OBJECTIVE
Could you give the rows from the one containing "trees: gold lower [110, 523, 127, 536]" up to and including the one containing "year 2023 block [79, 230, 142, 272]" again, with every "card" switched to "panel" and nothing else changed?

[BEGIN EXERCISE DATA]

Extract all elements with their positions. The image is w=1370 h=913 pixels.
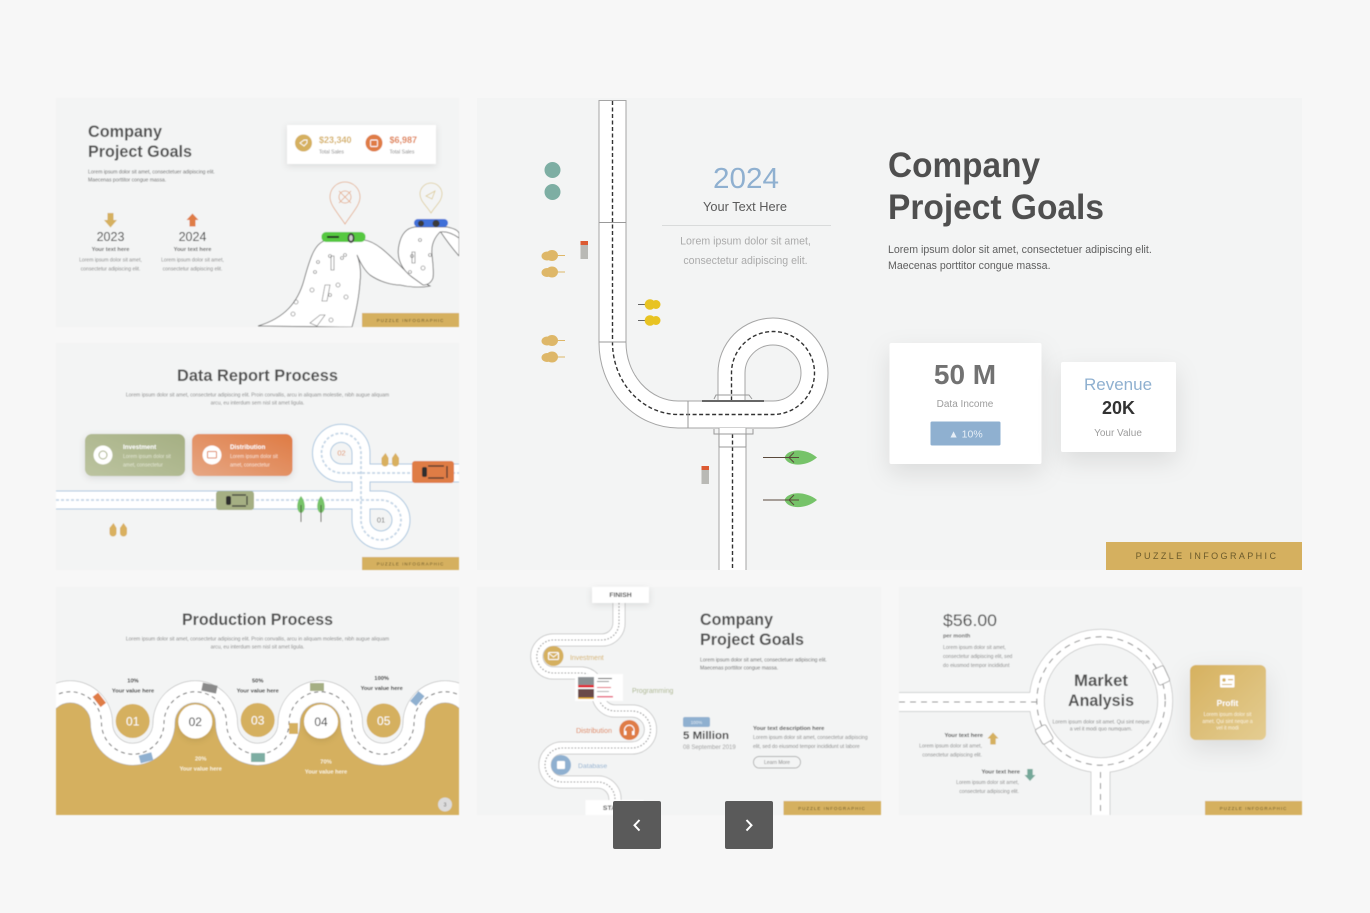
trees: gold lower [110, 523, 127, 536]
card: revenue [1061, 362, 1176, 452]
card: profit: amet. Qui sint neque a [1202, 719, 1253, 725]
tag [362, 313, 459, 327]
car: orange [412, 461, 454, 483]
year 2024 block: consectetur adipiscing elit. [163, 266, 222, 272]
year 2023 block: consectetur adipiscing elit. [81, 266, 140, 272]
description block [753, 726, 868, 768]
text block: upper: Lorem ipsum dolor sit amet, [919, 744, 982, 750]
year 2023 block: Lorem ipsum dolor sit amet, [79, 258, 142, 264]
per month: per month [943, 634, 971, 640]
badge: ▲ 10% [948, 428, 983, 440]
tag: PUZZLE INFOGRAPHIC [798, 806, 866, 811]
icon: investment [94, 446, 112, 464]
description block: Your text description here [753, 726, 825, 732]
date: 08 September 2019 [683, 745, 736, 751]
title: Company [88, 122, 163, 141]
text block: lower: Your text here [981, 770, 1021, 776]
step 03: 03 [251, 714, 265, 728]
price description: Lorem ipsum dolor sit amet, [943, 645, 1006, 651]
page number: 3 [444, 802, 447, 808]
year: 2024 [713, 163, 779, 195]
price: $56.00 [943, 611, 997, 630]
year 2023 block [79, 230, 142, 272]
description: Lorem ipsum dolor sit amet, consectetuer adipiscing elit. [88, 170, 215, 176]
label: database: Database [578, 763, 607, 770]
card: distribution: Lorem ipsum dolor sit [230, 454, 278, 460]
card: investment [85, 434, 185, 476]
label 50%: 50% [252, 678, 263, 684]
description: Maecenas porttitor congue massa. [700, 666, 778, 672]
description: arcu, eu interdum sem nisl sit amet ligula. [211, 400, 304, 406]
arrow up [988, 732, 998, 744]
card: profit: Profit [1217, 698, 1239, 708]
start sign [586, 800, 644, 815]
description: Lorem ipsum dolor sit amet, consectetuer adipiscing elit. [700, 658, 827, 664]
arrow: previous button [613, 801, 661, 849]
description: Maecenas porttitor congue massa. [888, 260, 1051, 272]
card: distribution [192, 434, 292, 476]
step 02: 02 [189, 715, 202, 729]
label 70%: 70% [320, 760, 332, 766]
slide background [56, 98, 459, 327]
label one: Total Sales [319, 150, 344, 156]
cars on road [93, 683, 425, 763]
badge [930, 422, 1000, 446]
label: investment: Investment [570, 655, 604, 662]
text block: lower [956, 770, 1021, 795]
year 2024 block [161, 230, 224, 272]
label 70%: Your value here [305, 770, 347, 776]
panel: slide data report process [56, 368, 460, 571]
stat block [683, 717, 736, 751]
title: Project Goals [700, 630, 804, 649]
tag [1205, 801, 1302, 815]
title: Project Goals [888, 188, 1104, 227]
icon: database [551, 755, 571, 775]
trees: green [297, 496, 325, 522]
step 05 [367, 704, 401, 738]
label 100%: Your value here [361, 686, 403, 692]
trees: green leaves [763, 450, 817, 507]
roundabout road [899, 637, 1165, 815]
value: 50 M [934, 359, 996, 390]
road illustration [258, 227, 459, 327]
step 02 [178, 704, 212, 738]
description: consectetur adipiscing elit. [683, 255, 808, 267]
description: arcu, eu interdum sem nisl sit amet ligula. [211, 644, 304, 650]
text block: lower: consectetur adipiscing elit. [959, 789, 1019, 795]
text block: upper: consectetur adipiscing elit. [922, 752, 982, 758]
trees: gold upper [382, 453, 399, 467]
step 01: 01 [126, 714, 140, 728]
card: profit: Lorem ipsum dolor sit [1204, 712, 1252, 718]
label two: Total Sales [390, 150, 415, 156]
icon: tag [295, 134, 312, 152]
panel: main slide company project goals [477, 98, 1302, 570]
finish sign [592, 587, 649, 603]
text block: lower: Lorem ipsum dolor sit amet, [956, 780, 1019, 786]
panel: slide company project goals top left [78, 124, 460, 328]
year 2023 block: 2023 [97, 230, 124, 244]
panel: slide market analysis [898, 613, 1303, 816]
road sign lower [702, 466, 709, 484]
car: olive [216, 491, 254, 510]
text block: upper: Your text here [944, 733, 984, 739]
icon: calendar [366, 134, 382, 152]
road: loop [599, 100, 814, 570]
badge: 100% [691, 720, 702, 725]
panel: slide production process [55, 612, 460, 816]
label: distribution: Distribution [576, 726, 612, 735]
main slide background [477, 98, 1302, 570]
description: Lorem ipsum dolor sit amet, [680, 236, 811, 248]
description block: Lorem ipsum dolor sit amet, consectetur adipiscing [753, 735, 868, 741]
label 10%: Your value here [112, 688, 154, 694]
pin: gold [420, 183, 442, 213]
year 2024 block: Your text here [174, 247, 211, 253]
label: programming: Programming [632, 688, 674, 695]
road sign upper [580, 241, 588, 259]
step circles [116, 703, 401, 738]
description: Lorem ipsum dolor sit amet, consectetur adipiscing elit. Proin convallis, arcu in aliquam molestie, nibh augue aliquam [126, 636, 389, 642]
description: Lorem ipsum dolor sit amet, consectetur adipiscing elit. Proin convallis, arcu in aliquam molestie, nibh augue aliquam [126, 392, 389, 398]
description: Maecenas porttitor congue massa. [88, 178, 166, 184]
title: Project Goals [88, 142, 192, 161]
arrow: next button [725, 801, 773, 849]
center description: Lorem ipsum dolor sit amet. Qui sint neque [1052, 720, 1150, 726]
cars on roundabout [1035, 665, 1170, 745]
title [888, 146, 1104, 227]
arrow down [104, 213, 117, 228]
label 100%: 100% [374, 676, 389, 682]
tag: PUZZLE INFOGRAPHIC [377, 562, 444, 566]
number 01: 01 [377, 516, 385, 524]
text block: upper [919, 733, 984, 758]
thumbnail card [575, 674, 623, 701]
amount: 5 Million [683, 730, 729, 742]
amount two: $6,987 [390, 135, 417, 145]
winding road [537, 603, 650, 815]
card: distribution: Distribution [230, 444, 265, 451]
step 04: 04 [314, 715, 328, 729]
card: distribution: amet, consectetur [230, 462, 270, 468]
step 04 [304, 704, 338, 738]
description: Lorem ipsum dolor sit amet, consectetuer adipiscing elit. [888, 244, 1152, 256]
label: Your Value [1094, 428, 1142, 439]
amount one: $23,340 [319, 135, 352, 145]
card: investment: Investment [123, 444, 157, 451]
tag [362, 557, 459, 570]
card: profit [1190, 665, 1266, 740]
trees: yellow right [638, 299, 660, 326]
price description: consectetur adipiscing elit, sed [943, 654, 1013, 660]
price description: do eiusmod tempor incididunt [943, 663, 1010, 669]
slide background [56, 587, 459, 815]
title: Company [700, 610, 774, 629]
year 2023 block: Your text here [92, 247, 129, 253]
slide background [899, 587, 1302, 815]
slide background [477, 587, 881, 815]
description block: elit, sed do eiusmod tempor incididunt ut labore [753, 744, 860, 750]
panel: slide winding road [477, 587, 881, 815]
year 2024 block: Lorem ipsum dolor sit amet, [161, 258, 224, 264]
card: data income [890, 343, 1042, 464]
value: 20K [1102, 398, 1135, 418]
label 50%: Your value here [237, 688, 279, 694]
arrow up [186, 214, 198, 226]
tag: PUZZLE INFOGRAPHIC [1220, 806, 1287, 811]
tag [784, 801, 881, 815]
icon: distribution [619, 720, 639, 740]
title: Company [888, 146, 1041, 185]
year block [662, 163, 831, 267]
icon: distribution [202, 446, 222, 464]
finish sign: FINISH [609, 592, 632, 599]
pin: orange [330, 182, 360, 224]
year 2024 block: 2024 [179, 230, 206, 244]
trees: teal circles [544, 162, 560, 200]
page number [438, 798, 452, 812]
card: investment: Lorem ipsum dolor sit [123, 454, 171, 460]
label 20%: Your value here [180, 766, 222, 772]
title [88, 122, 192, 161]
tag [1106, 542, 1302, 570]
card: investment: amet, consectetur [123, 462, 163, 468]
tag: PUZZLE INFOGRAPHIC [377, 318, 444, 323]
center description: a vel it modi quo numquam. [1070, 726, 1132, 732]
icon: profit [1220, 675, 1234, 688]
button: Learn More [764, 760, 790, 766]
sales card [287, 125, 436, 164]
center title: Analysis [1068, 691, 1134, 710]
trees: gold left [542, 250, 565, 362]
number 02: 02 [337, 448, 346, 458]
slide background [56, 343, 459, 570]
label 20%: 20% [195, 756, 206, 762]
center title [1068, 671, 1134, 710]
title: Production Process [182, 610, 333, 629]
label: Data Income [937, 399, 994, 410]
heading: Revenue [1084, 375, 1152, 394]
step 01 [116, 704, 150, 738]
card: profit: vel it modi [1216, 726, 1239, 732]
arrow down [1025, 769, 1036, 781]
title [700, 610, 804, 649]
center title: Market [1074, 671, 1128, 690]
title: Data Report Process [177, 366, 338, 385]
road [56, 433, 459, 540]
wave road [39, 692, 476, 815]
icon: investment [544, 646, 564, 666]
label 10%: 10% [127, 678, 139, 684]
start sign: START [603, 805, 626, 812]
car: green [322, 232, 366, 243]
step 05: 05 [377, 714, 391, 728]
subheading: Your Text Here [703, 199, 787, 214]
tag: PUZZLE INFOGRAPHIC [1136, 551, 1278, 561]
car: blue [414, 219, 448, 227]
step 03 [241, 703, 275, 737]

[END EXERCISE DATA]

REPLY
trees: gold lower [110, 523, 127, 536]
panel: revenue [1061, 362, 1176, 452]
panel: profit: amet. Qui sint neque a [1202, 719, 1253, 725]
tag [362, 313, 459, 327]
car: orange [412, 461, 454, 483]
year 2024 block: consectetur adipiscing elit. [163, 266, 222, 272]
year 2023 block: consectetur adipiscing elit. [81, 266, 140, 272]
description block [753, 726, 868, 768]
text block: upper: Lorem ipsum dolor sit amet, [919, 744, 982, 750]
year 2023 block: Lorem ipsum dolor sit amet, [79, 258, 142, 264]
per month: per month [943, 634, 971, 640]
badge: ▲ 10% [948, 428, 983, 440]
tag: PUZZLE INFOGRAPHIC [798, 806, 866, 811]
icon: investment [94, 446, 112, 464]
description block: Your text description here [753, 726, 825, 732]
date: 08 September 2019 [683, 745, 736, 751]
title: Company [88, 122, 163, 141]
text block: lower: Your text here [981, 770, 1021, 776]
step 03: 03 [251, 714, 265, 728]
price description: Lorem ipsum dolor sit amet, [943, 645, 1006, 651]
page number: 3 [444, 802, 447, 808]
year: 2024 [713, 163, 779, 195]
price: $56.00 [943, 611, 997, 630]
year 2023 block [79, 230, 142, 272]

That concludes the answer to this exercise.